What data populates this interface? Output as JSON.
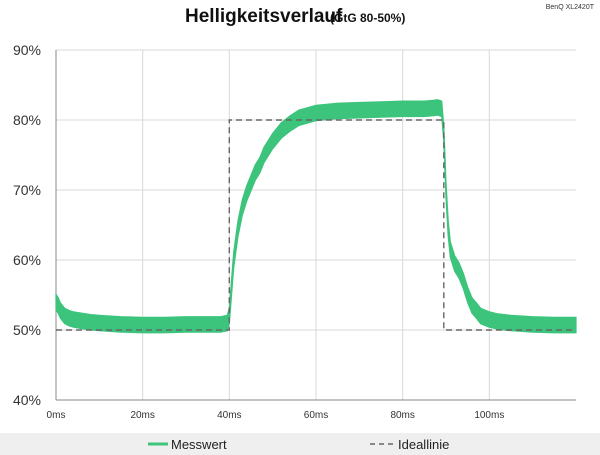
{
  "title": "Helligkeitsverlauf",
  "subtitle": "(GtG 80-50%)",
  "watermark": "BenQ XL2420T",
  "colors": {
    "measured": "#3cc47c",
    "ideal": "#666666",
    "grid": "#d9d9d9",
    "axis": "#888888",
    "legend_band": "#efefef"
  },
  "chart_data": {
    "type": "line",
    "title": "Helligkeitsverlauf",
    "subtitle": "(GtG 80-50%)",
    "xlabel": "",
    "ylabel": "",
    "xlim": [
      0,
      120
    ],
    "ylim": [
      40,
      90
    ],
    "x_ticks": [
      "0ms",
      "20ms",
      "40ms",
      "60ms",
      "80ms",
      "100ms"
    ],
    "x_tick_values": [
      0,
      20,
      40,
      60,
      80,
      100
    ],
    "y_ticks": [
      "40%",
      "50%",
      "60%",
      "70%",
      "80%",
      "90%"
    ],
    "y_tick_values": [
      40,
      50,
      60,
      70,
      80,
      90
    ],
    "grid": true,
    "legend_position": "bottom",
    "series": [
      {
        "name": "Messwert",
        "style": "solid-band",
        "band_width": 2.2,
        "x": [
          0,
          0.5,
          1,
          2,
          3,
          4,
          6,
          8,
          10,
          15,
          20,
          25,
          30,
          35,
          38,
          39.5,
          40,
          40.5,
          41,
          42,
          43,
          44,
          45,
          46,
          47,
          48,
          50,
          52,
          54,
          56,
          60,
          65,
          70,
          75,
          80,
          85,
          87,
          88,
          89,
          89.5,
          90,
          90.5,
          91,
          92,
          93,
          94,
          95,
          96,
          97,
          98,
          100,
          102,
          105,
          110,
          115,
          120
        ],
        "values": [
          54.0,
          53.5,
          52.8,
          52.0,
          51.7,
          51.5,
          51.3,
          51.1,
          51.0,
          50.8,
          50.7,
          50.7,
          50.8,
          50.8,
          50.8,
          51.0,
          52.0,
          56.0,
          60.0,
          64.5,
          67.5,
          69.5,
          71.0,
          72.5,
          73.5,
          75.0,
          77.0,
          78.5,
          79.5,
          80.3,
          81.0,
          81.3,
          81.4,
          81.5,
          81.6,
          81.6,
          81.7,
          81.8,
          81.6,
          78.0,
          70.0,
          64.5,
          61.5,
          59.5,
          58.5,
          57.0,
          55.0,
          53.5,
          52.8,
          52.0,
          51.5,
          51.2,
          51.0,
          50.8,
          50.7,
          50.7
        ]
      },
      {
        "name": "Ideallinie",
        "style": "dashed",
        "x": [
          0,
          40,
          40,
          89.5,
          89.5,
          120
        ],
        "values": [
          50,
          50,
          80,
          80,
          50,
          50
        ]
      }
    ]
  },
  "legend": {
    "measured_label": "Messwert",
    "ideal_label": "Ideallinie"
  }
}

----

» Short exercise: Which lines hold the string "Messwert"? Copy all of them from the data above.

» Result of this exercise:
        "name": "Messwert",
    "measured_label": "Messwert",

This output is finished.